What this task involves:
Copy all of the records below verbatim.

Record excerpts:

[BEGIN]

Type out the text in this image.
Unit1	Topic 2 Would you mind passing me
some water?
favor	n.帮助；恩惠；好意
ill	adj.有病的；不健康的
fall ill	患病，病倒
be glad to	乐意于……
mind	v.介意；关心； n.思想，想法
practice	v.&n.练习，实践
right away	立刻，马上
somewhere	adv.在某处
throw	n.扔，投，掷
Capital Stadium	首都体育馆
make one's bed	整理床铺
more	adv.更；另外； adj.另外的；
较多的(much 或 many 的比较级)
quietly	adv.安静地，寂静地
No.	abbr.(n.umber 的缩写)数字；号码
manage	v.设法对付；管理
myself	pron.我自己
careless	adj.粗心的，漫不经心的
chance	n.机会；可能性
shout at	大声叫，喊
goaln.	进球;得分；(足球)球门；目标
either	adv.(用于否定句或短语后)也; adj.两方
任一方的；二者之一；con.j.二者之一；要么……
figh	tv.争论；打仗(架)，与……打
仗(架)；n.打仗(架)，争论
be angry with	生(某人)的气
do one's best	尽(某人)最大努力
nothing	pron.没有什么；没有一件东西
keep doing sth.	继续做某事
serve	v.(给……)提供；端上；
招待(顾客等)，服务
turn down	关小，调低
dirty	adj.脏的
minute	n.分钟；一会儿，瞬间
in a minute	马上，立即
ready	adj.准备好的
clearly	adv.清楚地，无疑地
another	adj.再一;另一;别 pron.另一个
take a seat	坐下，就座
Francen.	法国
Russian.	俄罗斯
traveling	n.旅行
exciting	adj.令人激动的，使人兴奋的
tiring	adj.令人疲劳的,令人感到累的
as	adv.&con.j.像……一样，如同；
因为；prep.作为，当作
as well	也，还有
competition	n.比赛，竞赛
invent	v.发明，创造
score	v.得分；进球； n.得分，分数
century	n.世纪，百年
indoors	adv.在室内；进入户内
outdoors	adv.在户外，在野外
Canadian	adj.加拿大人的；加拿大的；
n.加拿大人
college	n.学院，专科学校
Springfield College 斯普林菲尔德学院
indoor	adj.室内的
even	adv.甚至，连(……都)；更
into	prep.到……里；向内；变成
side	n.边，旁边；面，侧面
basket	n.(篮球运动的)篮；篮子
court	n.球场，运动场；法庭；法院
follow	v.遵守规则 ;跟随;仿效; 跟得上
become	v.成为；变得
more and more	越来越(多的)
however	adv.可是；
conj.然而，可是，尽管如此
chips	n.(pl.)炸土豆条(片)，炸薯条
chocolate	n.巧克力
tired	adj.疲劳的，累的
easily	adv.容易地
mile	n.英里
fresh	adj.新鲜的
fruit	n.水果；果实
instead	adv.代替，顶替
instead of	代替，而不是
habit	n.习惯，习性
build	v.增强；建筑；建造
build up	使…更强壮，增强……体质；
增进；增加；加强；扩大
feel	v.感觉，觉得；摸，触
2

[END]

Exercise response:
Type out the text in this image.
Unit1	Topic 2 Would you mind passing me
some water?
favor	n.帮助；恩惠；好意
ill	adj.有病的；不健康的
fall ill	患病，病倒
be glad to	乐意于……
mind	v.介意；关心； n.思想，想法
practice	v.&n.练习，实践
right away	立刻，马上
somewhere	adv.在某处
throw	n.扔，投，掷
Capital Stadium	首都体育馆
make one's bed	整理床铺
more	adv.更；另外； adj.另外的；
较多的(much 或 many 的比较级)
quietly	adv.安静地，寂静地
No.	abbr.(n.umber 的缩写)数字；号码
manage	v.设法对付；管理
myself	pron.我自己
careless	adj.粗心的，漫不经心的
chance	n.机会；可能性
shout at	大声叫，喊
goaln.	进球;得分；(足球)球门；目标
either	adv.(用于否定句或短语后)也; adj.两方
任一方的；二者之一；con.j.二者之一；要么……
figh	tv.争论；打仗(架)，与……打
仗(架)；n.打仗(架)，争论
be angry with	生(某人)的气
do one's best	尽(某人)最大努力
nothing	pron.没有什么；没有一件东西
keep doing sth.	继续做某事
serve	v.(给……)提供；端上；
招待(顾客等)，服务
turn down	关小，调低
dirty	adj.脏的
minute	n.分钟；一会儿，瞬间
in a minute	马上，立即
ready	adj.准备好的
clearly	adv.清楚地，无疑地
another	adj.再一;另一;别 pron.另一个
take a seat	坐下，就座
Francen.	法国
Russian.	俄罗斯
traveling	n.旅行
exciting	adj.令人激动的，使人兴奋的
tiring	adj.令人疲劳的,令人感到累的
as	adv.&con.j.像……一样，如同；
因为；prep.作为，当作
as well	也，还有
competition	n.比赛，竞赛
invent	v.发明，创造
score	v.得分；进球； n.得分，分数
century	n.世纪，百年
indoors	adv.在室内；进入户内
outdoors	adv.在户外，在野外
Canadian	adj.加拿大人的；加拿大的；
n.加拿大人
college	n.学院，专科学校
Springfield College 斯普林菲尔德学院
indoor	adj.室内的
even	adv.甚至，连(……都)；更
into	prep.到……里；向内；变成
side	n.边，旁边；面，侧面
basket	n.(篮球运动的)篮；篮子
court	n.球场，运动场；法庭；法院
follow	v.遵守规则 ;跟随;仿效; 跟得上
become	v.成为；变得
more and more	越来越(多的)
however	adv.可是；
conj.然而，可是，尽管如此
chips	n.(pl.)炸土豆条(片)，炸薯条
chocolate	n.巧克力
tired	adj.疲劳的，累的
easily	adv.容易地
mile	n.英里
fresh	adj.新鲜的
fruit	n.水果；果实
instead	adv.代替，顶替
instead of	代替，而不是
habit	n.习惯，习性
build	v.增强；建筑；建造
build up	使…更强壮，增强……体质；
增进；增加；加强；扩大
feel	v.感觉，觉得；摸，触
2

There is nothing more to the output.